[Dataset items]
· · ·
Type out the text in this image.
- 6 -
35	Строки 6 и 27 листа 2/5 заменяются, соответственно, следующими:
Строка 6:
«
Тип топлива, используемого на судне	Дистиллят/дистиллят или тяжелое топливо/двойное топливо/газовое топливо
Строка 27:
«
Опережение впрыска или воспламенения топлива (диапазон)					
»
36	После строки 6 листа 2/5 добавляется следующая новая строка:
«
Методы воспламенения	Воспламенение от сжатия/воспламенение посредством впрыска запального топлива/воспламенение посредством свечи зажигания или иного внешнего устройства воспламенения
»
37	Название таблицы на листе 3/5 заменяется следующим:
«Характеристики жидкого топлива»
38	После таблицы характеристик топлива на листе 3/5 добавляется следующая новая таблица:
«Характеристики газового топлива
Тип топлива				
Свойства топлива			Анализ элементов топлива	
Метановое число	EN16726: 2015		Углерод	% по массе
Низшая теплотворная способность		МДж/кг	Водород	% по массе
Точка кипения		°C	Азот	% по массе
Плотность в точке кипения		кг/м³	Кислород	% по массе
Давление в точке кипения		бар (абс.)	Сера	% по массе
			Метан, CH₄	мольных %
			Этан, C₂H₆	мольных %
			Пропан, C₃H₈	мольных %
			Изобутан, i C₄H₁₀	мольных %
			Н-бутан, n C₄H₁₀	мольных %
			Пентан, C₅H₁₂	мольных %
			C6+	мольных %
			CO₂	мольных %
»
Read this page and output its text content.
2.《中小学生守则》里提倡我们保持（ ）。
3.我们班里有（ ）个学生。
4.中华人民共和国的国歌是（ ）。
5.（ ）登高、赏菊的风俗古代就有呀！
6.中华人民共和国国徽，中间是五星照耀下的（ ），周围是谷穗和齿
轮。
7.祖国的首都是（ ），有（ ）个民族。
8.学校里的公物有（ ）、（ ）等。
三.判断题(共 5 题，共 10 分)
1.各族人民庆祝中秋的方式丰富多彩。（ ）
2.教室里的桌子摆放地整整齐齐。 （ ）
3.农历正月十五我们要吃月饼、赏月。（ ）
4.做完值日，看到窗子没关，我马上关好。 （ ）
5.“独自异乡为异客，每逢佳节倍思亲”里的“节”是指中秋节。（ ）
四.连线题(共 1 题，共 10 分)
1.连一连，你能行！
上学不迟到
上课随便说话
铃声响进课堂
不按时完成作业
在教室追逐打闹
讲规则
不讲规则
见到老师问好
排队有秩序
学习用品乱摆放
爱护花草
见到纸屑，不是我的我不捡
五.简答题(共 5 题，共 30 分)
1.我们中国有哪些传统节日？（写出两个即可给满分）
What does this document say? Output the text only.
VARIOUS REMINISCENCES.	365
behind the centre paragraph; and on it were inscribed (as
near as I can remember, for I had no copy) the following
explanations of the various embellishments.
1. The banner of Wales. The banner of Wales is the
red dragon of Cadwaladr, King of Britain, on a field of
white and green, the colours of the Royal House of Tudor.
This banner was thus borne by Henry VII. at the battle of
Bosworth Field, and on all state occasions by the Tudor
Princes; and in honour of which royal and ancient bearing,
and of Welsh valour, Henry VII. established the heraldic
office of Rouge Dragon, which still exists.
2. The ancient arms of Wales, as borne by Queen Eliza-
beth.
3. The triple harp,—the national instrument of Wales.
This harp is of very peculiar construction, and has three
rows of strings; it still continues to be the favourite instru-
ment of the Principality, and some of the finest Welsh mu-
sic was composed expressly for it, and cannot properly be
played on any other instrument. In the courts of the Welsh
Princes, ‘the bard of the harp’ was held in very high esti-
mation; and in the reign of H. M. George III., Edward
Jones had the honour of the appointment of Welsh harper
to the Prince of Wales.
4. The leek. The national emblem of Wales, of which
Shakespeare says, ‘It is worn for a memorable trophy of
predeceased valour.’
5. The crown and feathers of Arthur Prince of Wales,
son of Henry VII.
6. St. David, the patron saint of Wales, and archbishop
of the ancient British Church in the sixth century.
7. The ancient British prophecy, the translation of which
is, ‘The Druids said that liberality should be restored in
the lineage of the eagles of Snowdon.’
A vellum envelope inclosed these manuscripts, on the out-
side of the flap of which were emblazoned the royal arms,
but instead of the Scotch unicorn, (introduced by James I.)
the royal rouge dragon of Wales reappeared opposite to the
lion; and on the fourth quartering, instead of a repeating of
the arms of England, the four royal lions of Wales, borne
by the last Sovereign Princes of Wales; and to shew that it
· · ·
**Do this**
Scan the data above and copy every line with "Welsh" in it.

**Reply**
and of Welsh valour, Henry VII. established the heraldic
ment of the Principality, and some of the finest Welsh mu-
played on any other instrument. In the courts of the Welsh
Jones had the honour of the appointment of Welsh harper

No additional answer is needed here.